▶ What is asked
Rewrite the stretch from the start of the records through the line containing "- Text: 5: 5: [313, 96, 320, 107]", putting "Rectangle" wherever "Bar" appears and leaving everything else unchanged.

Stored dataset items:
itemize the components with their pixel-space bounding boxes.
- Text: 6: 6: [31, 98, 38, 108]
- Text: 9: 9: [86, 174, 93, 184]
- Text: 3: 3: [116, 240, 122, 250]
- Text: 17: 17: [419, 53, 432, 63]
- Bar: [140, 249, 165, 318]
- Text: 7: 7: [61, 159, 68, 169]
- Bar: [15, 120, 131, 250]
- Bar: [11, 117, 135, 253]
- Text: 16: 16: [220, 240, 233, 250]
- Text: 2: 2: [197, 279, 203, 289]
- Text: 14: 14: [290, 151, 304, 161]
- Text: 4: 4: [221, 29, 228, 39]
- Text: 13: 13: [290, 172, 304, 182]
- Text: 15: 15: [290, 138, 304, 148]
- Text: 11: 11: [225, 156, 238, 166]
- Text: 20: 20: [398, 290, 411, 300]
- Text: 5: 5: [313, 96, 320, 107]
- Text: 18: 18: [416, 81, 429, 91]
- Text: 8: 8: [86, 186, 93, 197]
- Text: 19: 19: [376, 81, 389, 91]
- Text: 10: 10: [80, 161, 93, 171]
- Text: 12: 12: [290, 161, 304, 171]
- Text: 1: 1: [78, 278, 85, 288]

▶ Task result
itemize the components with their pixel-space bounding boxes.
- Text: 6: 6: [31, 98, 38, 108]
- Text: 9: 9: [86, 174, 93, 184]
- Text: 3: 3: [116, 240, 122, 250]
- Text: 17: 17: [419, 53, 432, 63]
- Rectangle: [140, 249, 165, 318]
- Text: 7: 7: [61, 159, 68, 169]
- Rectangle: [15, 120, 131, 250]
- Rectangle: [11, 117, 135, 253]
- Text: 16: 16: [220, 240, 233, 250]
- Text: 2: 2: [197, 279, 203, 289]
- Text: 14: 14: [290, 151, 304, 161]
- Text: 4: 4: [221, 29, 228, 39]
- Text: 13: 13: [290, 172, 304, 182]
- Text: 15: 15: [290, 138, 304, 148]
- Text: 11: 11: [225, 156, 238, 166]
- Text: 20: 20: [398, 290, 411, 300]
- Text: 5: 5: [313, 96, 320, 107]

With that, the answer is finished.